> RECORD EXTRACTS
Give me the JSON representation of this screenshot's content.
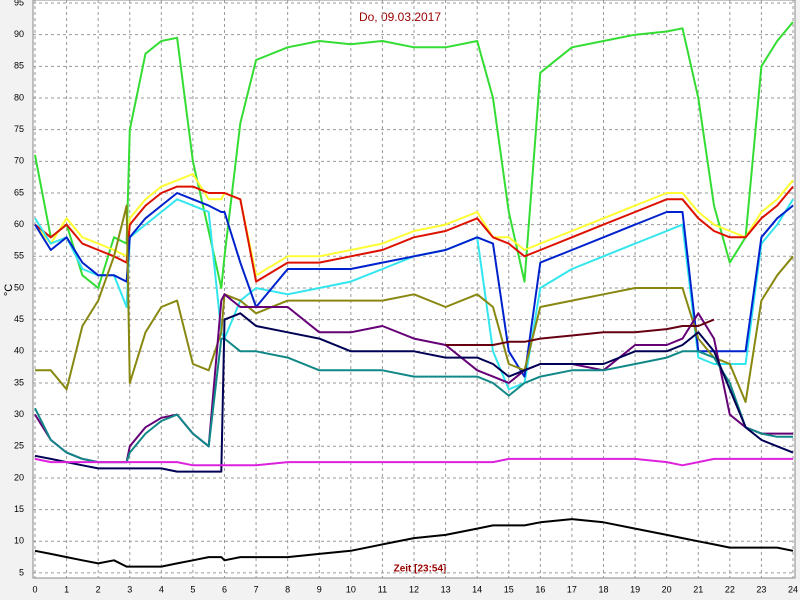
{
  "chart_data": {
    "type": "line",
    "title": "Do, 09.03.2017",
    "x_label": "Zeit [23:54]",
    "y_label": "°C",
    "x": [
      0,
      0.5,
      1,
      1.5,
      2,
      2.5,
      2.9,
      3,
      3.5,
      4,
      4.5,
      5,
      5.5,
      5.9,
      6,
      6.5,
      7,
      8,
      9,
      10,
      11,
      12,
      13,
      14,
      14.5,
      15,
      15.5,
      16,
      17,
      18,
      19,
      20,
      20.5,
      21,
      21.5,
      22,
      22.5,
      23,
      23.5,
      24
    ],
    "xlim": [
      0,
      24
    ],
    "ylim": [
      4.2,
      95
    ],
    "xticks": [
      0,
      1,
      2,
      3,
      4,
      5,
      6,
      7,
      8,
      9,
      10,
      11,
      12,
      13,
      14,
      15,
      16,
      17,
      18,
      19,
      20,
      21,
      22,
      23,
      24
    ],
    "yticks": [
      5,
      10,
      15,
      20,
      25,
      30,
      35,
      40,
      45,
      50,
      55,
      60,
      65,
      70,
      75,
      80,
      85,
      90,
      95
    ],
    "grid": true,
    "series": [
      {
        "color": "#33dd33",
        "values": [
          71,
          58,
          60,
          52,
          50,
          58,
          57,
          75,
          87,
          89,
          89.5,
          70,
          59,
          50,
          55,
          76,
          86,
          88,
          89,
          88.5,
          89,
          88,
          88,
          89,
          80,
          62,
          51,
          84,
          88,
          89,
          90,
          90.5,
          91,
          80,
          63,
          54,
          58,
          85,
          89,
          92
        ]
      },
      {
        "color": "#ffff33",
        "values": [
          60,
          57,
          61,
          58,
          57,
          56,
          55,
          61,
          64,
          66,
          67,
          68,
          64,
          64,
          65,
          64,
          52,
          55,
          55,
          56,
          57,
          59,
          60,
          62,
          58,
          58,
          56,
          57,
          59,
          61,
          63,
          65,
          65,
          62,
          60,
          59,
          58,
          62,
          64,
          67
        ]
      },
      {
        "color": "#dd1100",
        "values": [
          60,
          58,
          60,
          57,
          56,
          55,
          54,
          60,
          63,
          65,
          66,
          66,
          65,
          65,
          65,
          64,
          51,
          54,
          54,
          55,
          56,
          58,
          59,
          61,
          58,
          57,
          55,
          56,
          58,
          60,
          62,
          64,
          64,
          61,
          59,
          58,
          58,
          61,
          63,
          66
        ]
      },
      {
        "color": "#33e6ee",
        "values": [
          61,
          57,
          58,
          53,
          52,
          52,
          47,
          58,
          60,
          62,
          64,
          63,
          62,
          43,
          42,
          48,
          50,
          49,
          50,
          51,
          53,
          55,
          56,
          58,
          40,
          34,
          35,
          50,
          53,
          55,
          57,
          59,
          60,
          39,
          38,
          38,
          38,
          57,
          60,
          64
        ]
      },
      {
        "color": "#0022cc",
        "values": [
          60,
          56,
          58,
          54,
          52,
          52,
          51,
          58,
          61,
          63,
          65,
          64,
          63,
          62,
          62,
          54,
          47,
          53,
          53,
          53,
          54,
          55,
          56,
          58,
          57,
          40,
          36,
          54,
          56,
          58,
          60,
          62,
          62,
          40,
          40,
          40,
          40,
          58,
          61,
          63
        ]
      },
      {
        "color": "#888811",
        "values": [
          37,
          37,
          34,
          44,
          48,
          55,
          63,
          35,
          43,
          47,
          48,
          38,
          37,
          43,
          49,
          48,
          46,
          48,
          48,
          48,
          48,
          49,
          47,
          49,
          47,
          38,
          37,
          47,
          48,
          49,
          50,
          50,
          50,
          42,
          39,
          38,
          32,
          48,
          52,
          55
        ]
      },
      {
        "color": "#660077",
        "values": [
          30,
          26,
          24,
          23,
          22.5,
          22.5,
          22.5,
          25,
          28,
          29.5,
          30,
          27,
          25,
          48,
          49,
          47,
          47,
          47,
          43,
          43,
          44,
          42,
          41,
          37,
          36,
          35,
          37,
          38,
          38,
          37,
          41,
          41,
          42,
          46,
          42,
          30,
          28,
          27,
          27,
          27
        ]
      },
      {
        "color": "#118888",
        "values": [
          31,
          26,
          24,
          23,
          22.5,
          22.5,
          22.5,
          24,
          27,
          29,
          30,
          27,
          25,
          42,
          42,
          40,
          40,
          39,
          37,
          37,
          37,
          36,
          36,
          36,
          35,
          33,
          35,
          36,
          37,
          37,
          38,
          39,
          40,
          40,
          39,
          35,
          28,
          27,
          26.5,
          26.5
        ]
      },
      {
        "color": "#000055",
        "values": [
          23.5,
          23,
          22.5,
          22,
          21.5,
          21.5,
          21.5,
          21.5,
          21.5,
          21.5,
          21,
          21,
          21,
          21,
          45,
          46,
          44,
          43,
          42,
          40,
          40,
          40,
          39,
          39,
          38,
          36,
          37,
          38,
          38,
          38,
          40,
          40,
          41,
          43,
          40,
          34,
          28,
          26,
          25,
          24
        ]
      },
      {
        "color": "#660011",
        "values": [
          null,
          null,
          null,
          null,
          null,
          null,
          null,
          null,
          null,
          null,
          null,
          null,
          null,
          null,
          null,
          null,
          null,
          null,
          null,
          null,
          null,
          null,
          41,
          41,
          41,
          41.5,
          41.5,
          42,
          42.5,
          43,
          43,
          43.5,
          44,
          44,
          45,
          null,
          null,
          null,
          null,
          null
        ]
      },
      {
        "color": "#dd22dd",
        "values": [
          23,
          22.5,
          22.5,
          22.5,
          22.5,
          22.5,
          22.5,
          22.5,
          22.5,
          22.5,
          22.5,
          22,
          22,
          22,
          22,
          22,
          22,
          22.5,
          22.5,
          22.5,
          22.5,
          22.5,
          22.5,
          22.5,
          22.5,
          23,
          23,
          23,
          23,
          23,
          23,
          22.5,
          22,
          22.5,
          23,
          23,
          23,
          23,
          23,
          23
        ]
      },
      {
        "color": "#000000",
        "values": [
          8.5,
          8,
          7.5,
          7,
          6.5,
          7,
          6,
          6,
          6,
          6,
          6.5,
          7,
          7.5,
          7.5,
          7,
          7.5,
          7.5,
          7.5,
          8,
          8.5,
          9.5,
          10.5,
          11,
          12,
          12.5,
          12.5,
          12.5,
          13,
          13.5,
          13,
          12,
          11,
          10.5,
          10,
          9.5,
          9,
          9,
          9,
          9,
          8.5
        ]
      }
    ]
  }
}
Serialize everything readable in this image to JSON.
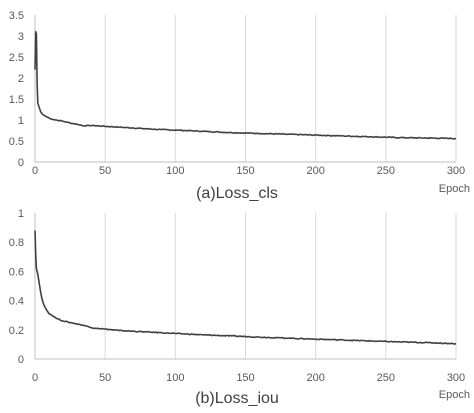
{
  "chart_data": [
    {
      "type": "line",
      "title": "(a)Loss_cls",
      "xlabel": "Epoch",
      "ylabel": "",
      "xlim": [
        0,
        300
      ],
      "ylim": [
        0,
        3.5
      ],
      "x_ticks": [
        0,
        50,
        100,
        150,
        200,
        250,
        300
      ],
      "y_ticks": [
        0,
        0.5,
        1,
        1.5,
        2,
        2.5,
        3,
        3.5
      ],
      "y_tick_labels": [
        "0",
        "0.5",
        "1",
        "1.5",
        "2",
        "2.5",
        "3",
        "3.5"
      ],
      "grid": "vertical",
      "legend": "none",
      "line_color": "#404040",
      "series": [
        {
          "x": [
            0,
            0.5,
            1,
            1.5,
            2,
            3,
            4,
            5,
            6,
            8,
            10,
            12,
            15,
            20,
            25,
            30,
            35,
            40,
            50,
            60,
            70,
            80,
            90,
            100,
            120,
            140,
            160,
            180,
            200,
            220,
            240,
            260,
            280,
            300
          ],
          "values": [
            2.2,
            3.1,
            3.05,
            1.9,
            1.4,
            1.3,
            1.2,
            1.15,
            1.12,
            1.08,
            1.05,
            1.02,
            1.0,
            0.97,
            0.93,
            0.9,
            0.86,
            0.87,
            0.85,
            0.83,
            0.81,
            0.79,
            0.77,
            0.76,
            0.73,
            0.7,
            0.68,
            0.66,
            0.64,
            0.62,
            0.6,
            0.58,
            0.57,
            0.56
          ]
        }
      ]
    },
    {
      "type": "line",
      "title": "(b)Loss_iou",
      "xlabel": "Epoch",
      "ylabel": "",
      "xlim": [
        0,
        300
      ],
      "ylim": [
        0,
        1
      ],
      "x_ticks": [
        0,
        50,
        100,
        150,
        200,
        250,
        300
      ],
      "y_ticks": [
        0,
        0.2,
        0.4,
        0.6,
        0.8,
        1
      ],
      "y_tick_labels": [
        "0",
        "0.2",
        "0.4",
        "0.6",
        "0.8",
        "1"
      ],
      "grid": "vertical",
      "legend": "none",
      "line_color": "#404040",
      "series": [
        {
          "x": [
            0,
            0.5,
            1,
            2,
            3,
            4,
            5,
            6,
            8,
            10,
            12,
            15,
            20,
            25,
            30,
            35,
            40,
            45,
            50,
            60,
            70,
            80,
            90,
            100,
            120,
            140,
            160,
            180,
            200,
            220,
            240,
            260,
            280,
            300
          ],
          "values": [
            0.88,
            0.72,
            0.62,
            0.58,
            0.52,
            0.46,
            0.41,
            0.38,
            0.34,
            0.31,
            0.3,
            0.28,
            0.26,
            0.25,
            0.24,
            0.23,
            0.215,
            0.21,
            0.205,
            0.195,
            0.19,
            0.185,
            0.18,
            0.175,
            0.165,
            0.158,
            0.15,
            0.143,
            0.136,
            0.13,
            0.123,
            0.117,
            0.112,
            0.105
          ]
        }
      ]
    }
  ]
}
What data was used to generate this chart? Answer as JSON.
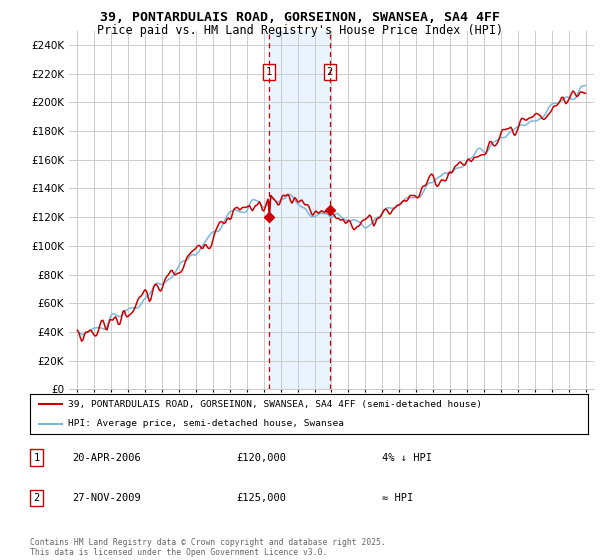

> EXERCISE INSTRUCTIONS
Gather every line from the listing above in which the word "JSON" appears.

> OUTPUT FOR THIS TASK
Give me the JSON representation of this screenshot's content.
Serialize everything readable in this image to JSON.
What data was used to generate this chart? Answer as JSON.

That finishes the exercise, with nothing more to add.